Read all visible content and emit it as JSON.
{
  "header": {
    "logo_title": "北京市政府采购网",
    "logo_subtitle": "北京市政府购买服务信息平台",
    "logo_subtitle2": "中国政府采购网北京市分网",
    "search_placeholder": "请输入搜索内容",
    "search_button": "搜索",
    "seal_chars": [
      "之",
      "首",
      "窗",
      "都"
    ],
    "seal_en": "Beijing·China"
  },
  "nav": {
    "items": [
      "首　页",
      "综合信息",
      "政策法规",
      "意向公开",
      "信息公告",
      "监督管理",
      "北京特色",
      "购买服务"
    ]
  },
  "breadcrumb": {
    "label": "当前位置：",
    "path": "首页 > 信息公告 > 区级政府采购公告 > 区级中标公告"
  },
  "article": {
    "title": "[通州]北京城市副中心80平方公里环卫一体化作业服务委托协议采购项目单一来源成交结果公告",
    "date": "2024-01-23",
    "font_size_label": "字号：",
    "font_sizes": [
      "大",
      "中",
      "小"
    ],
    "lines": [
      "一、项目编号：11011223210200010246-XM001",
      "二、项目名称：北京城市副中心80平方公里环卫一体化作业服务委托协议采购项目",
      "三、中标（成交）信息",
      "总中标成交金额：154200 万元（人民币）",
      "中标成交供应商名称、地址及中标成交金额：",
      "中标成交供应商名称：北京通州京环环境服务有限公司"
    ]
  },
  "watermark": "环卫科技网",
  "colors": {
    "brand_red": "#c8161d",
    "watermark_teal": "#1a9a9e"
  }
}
• • •
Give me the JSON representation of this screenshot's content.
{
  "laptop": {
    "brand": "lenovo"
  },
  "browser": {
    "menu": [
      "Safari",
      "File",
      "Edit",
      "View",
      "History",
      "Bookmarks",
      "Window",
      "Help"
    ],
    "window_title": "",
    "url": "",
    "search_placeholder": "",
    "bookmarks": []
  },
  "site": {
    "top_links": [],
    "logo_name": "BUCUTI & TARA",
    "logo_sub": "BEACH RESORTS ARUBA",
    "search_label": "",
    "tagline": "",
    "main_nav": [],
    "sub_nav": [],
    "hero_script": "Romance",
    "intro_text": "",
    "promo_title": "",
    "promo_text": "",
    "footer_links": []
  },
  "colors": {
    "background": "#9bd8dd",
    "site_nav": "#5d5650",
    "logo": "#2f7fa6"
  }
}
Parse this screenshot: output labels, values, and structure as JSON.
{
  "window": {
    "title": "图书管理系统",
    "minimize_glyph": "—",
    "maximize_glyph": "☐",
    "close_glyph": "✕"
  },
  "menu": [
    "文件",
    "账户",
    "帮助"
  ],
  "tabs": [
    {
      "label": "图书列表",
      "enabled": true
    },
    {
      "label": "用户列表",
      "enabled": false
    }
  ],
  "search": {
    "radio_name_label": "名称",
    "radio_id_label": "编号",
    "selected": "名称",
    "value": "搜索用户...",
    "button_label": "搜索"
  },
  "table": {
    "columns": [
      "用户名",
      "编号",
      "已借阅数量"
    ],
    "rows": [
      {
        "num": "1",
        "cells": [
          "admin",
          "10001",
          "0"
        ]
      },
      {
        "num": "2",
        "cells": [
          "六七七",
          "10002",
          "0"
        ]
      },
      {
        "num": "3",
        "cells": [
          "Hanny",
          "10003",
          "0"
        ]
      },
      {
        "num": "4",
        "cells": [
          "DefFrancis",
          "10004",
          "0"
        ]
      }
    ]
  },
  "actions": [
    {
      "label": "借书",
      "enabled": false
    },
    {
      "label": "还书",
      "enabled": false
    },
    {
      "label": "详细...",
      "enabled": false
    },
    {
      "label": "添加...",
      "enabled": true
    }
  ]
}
• • •
## REQUIREMENTS:
Find every line that has "this" in it, then return those lines.

## EXERCISE ANSWER:
Give me the JSON representation of this screenshot's content.
Parse this screenshot: output labels, values, and structure as JSON.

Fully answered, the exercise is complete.